Extracted records
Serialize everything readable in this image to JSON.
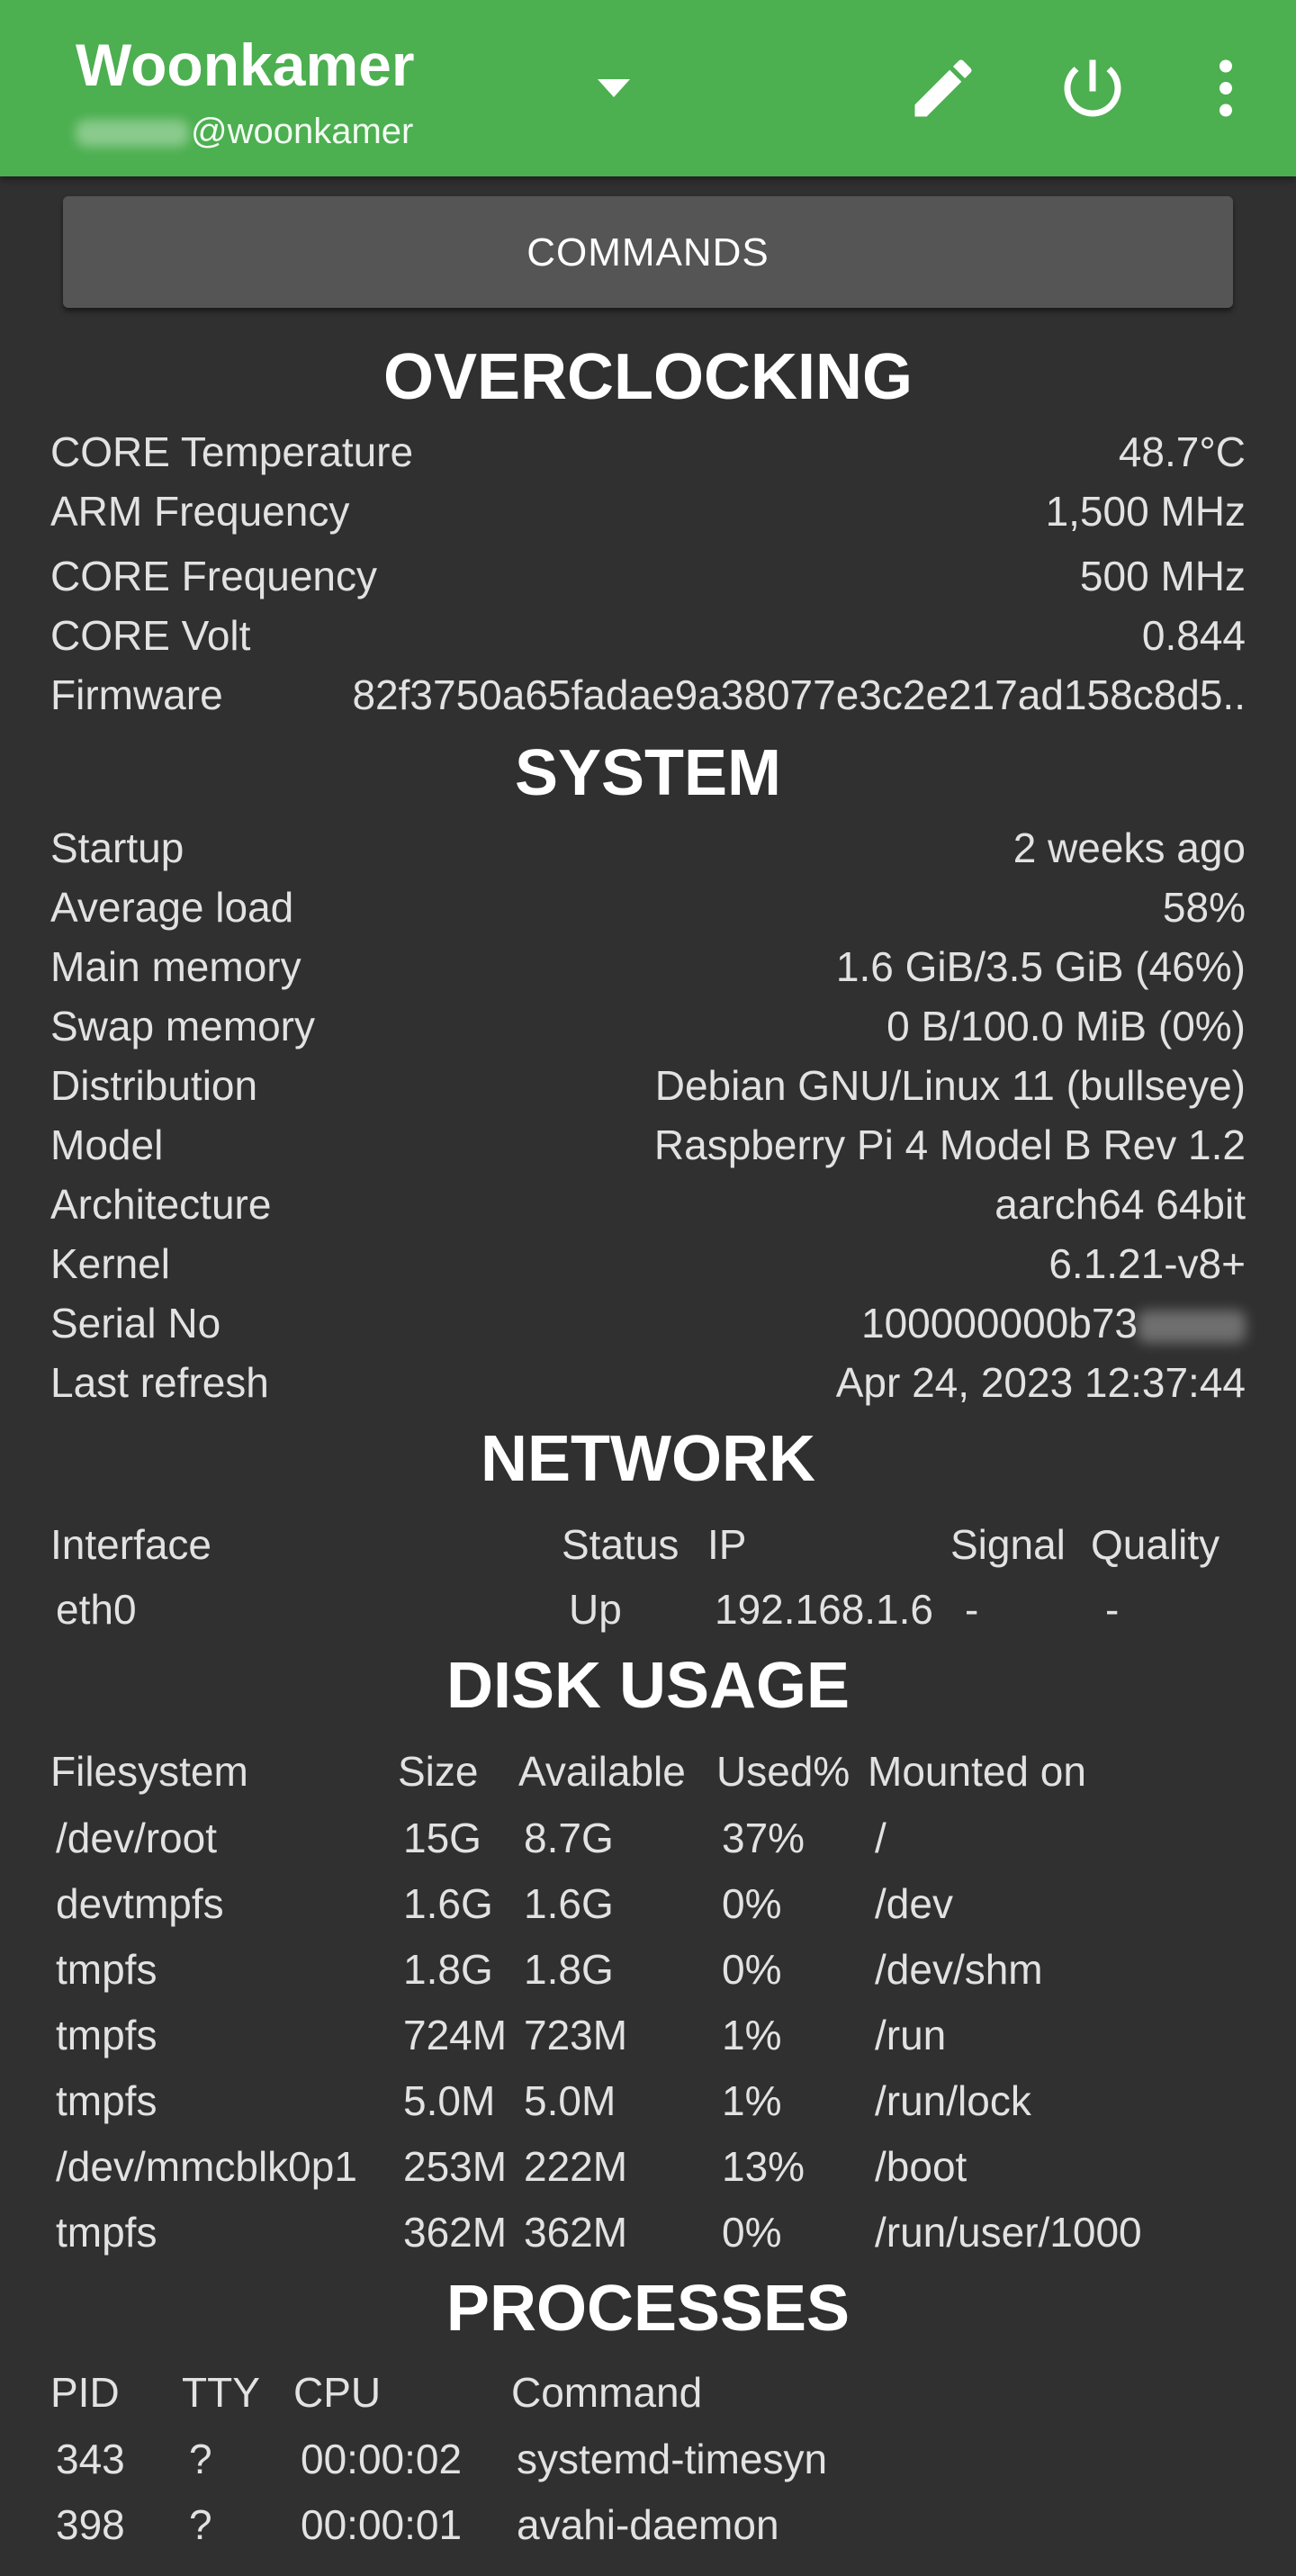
{
  "toolbar": {
    "title": "Woonkamer",
    "subtitle_host": "@woonkamer",
    "icons": {
      "dropdown": "dropdown-arrow-icon",
      "edit": "pencil-icon",
      "power": "power-icon",
      "menu": "more-vert-icon"
    }
  },
  "commands_label": "COMMANDS",
  "overclocking": {
    "title": "OVERCLOCKING",
    "rows": [
      {
        "label": "CORE Temperature",
        "value": "48.7°C"
      },
      {
        "label": "ARM Frequency",
        "value": "1,500 MHz"
      },
      {
        "label": "CORE Frequency",
        "value": "500 MHz"
      },
      {
        "label": "CORE Volt",
        "value": "0.844"
      },
      {
        "label": "Firmware",
        "value": "82f3750a65fadae9a38077e3c2e217ad158c8d5.."
      }
    ]
  },
  "system": {
    "title": "SYSTEM",
    "rows": [
      {
        "label": "Startup",
        "value": "2 weeks ago"
      },
      {
        "label": "Average load",
        "value": "58%"
      },
      {
        "label": "Main memory",
        "value": "1.6 GiB/3.5 GiB (46%)"
      },
      {
        "label": "Swap memory",
        "value": "0 B/100.0 MiB (0%)"
      },
      {
        "label": "Distribution",
        "value": "Debian GNU/Linux 11 (bullseye)"
      },
      {
        "label": "Model",
        "value": "Raspberry Pi 4 Model B Rev 1.2"
      },
      {
        "label": "Architecture",
        "value": "aarch64 64bit"
      },
      {
        "label": "Kernel",
        "value": "6.1.21-v8+"
      },
      {
        "label": "Serial No",
        "value": "100000000b73"
      },
      {
        "label": "Last refresh",
        "value": "Apr 24, 2023 12:37:44"
      }
    ]
  },
  "network": {
    "title": "NETWORK",
    "headers": [
      "Interface",
      "Status",
      "IP",
      "Signal",
      "Quality"
    ],
    "rows": [
      [
        "eth0",
        "Up",
        "192.168.1.6",
        "-",
        "-"
      ]
    ]
  },
  "disk": {
    "title": "DISK USAGE",
    "headers": [
      "Filesystem",
      "Size",
      "Available",
      "Used%",
      "Mounted on"
    ],
    "rows": [
      [
        "/dev/root",
        "15G",
        "8.7G",
        "37%",
        "/"
      ],
      [
        "devtmpfs",
        "1.6G",
        "1.6G",
        "0%",
        "/dev"
      ],
      [
        "tmpfs",
        "1.8G",
        "1.8G",
        "0%",
        "/dev/shm"
      ],
      [
        "tmpfs",
        "724M",
        "723M",
        "1%",
        "/run"
      ],
      [
        "tmpfs",
        "5.0M",
        "5.0M",
        "1%",
        "/run/lock"
      ],
      [
        "/dev/mmcblk0p1",
        "253M",
        "222M",
        "13%",
        "/boot"
      ],
      [
        "tmpfs",
        "362M",
        "362M",
        "0%",
        "/run/user/1000"
      ]
    ]
  },
  "processes": {
    "title": "PROCESSES",
    "headers": [
      "PID",
      "TTY",
      "CPU",
      "Command"
    ],
    "rows": [
      [
        "343",
        "?",
        "00:00:02",
        "systemd-timesyn"
      ],
      [
        "398",
        "?",
        "00:00:01",
        "avahi-daemon"
      ]
    ]
  }
}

Requirements
Find the lines with the string "CORE" and reproduce them.

Right answer
        "label": "CORE Temperature",
        "label": "CORE Frequency",
        "label": "CORE Volt",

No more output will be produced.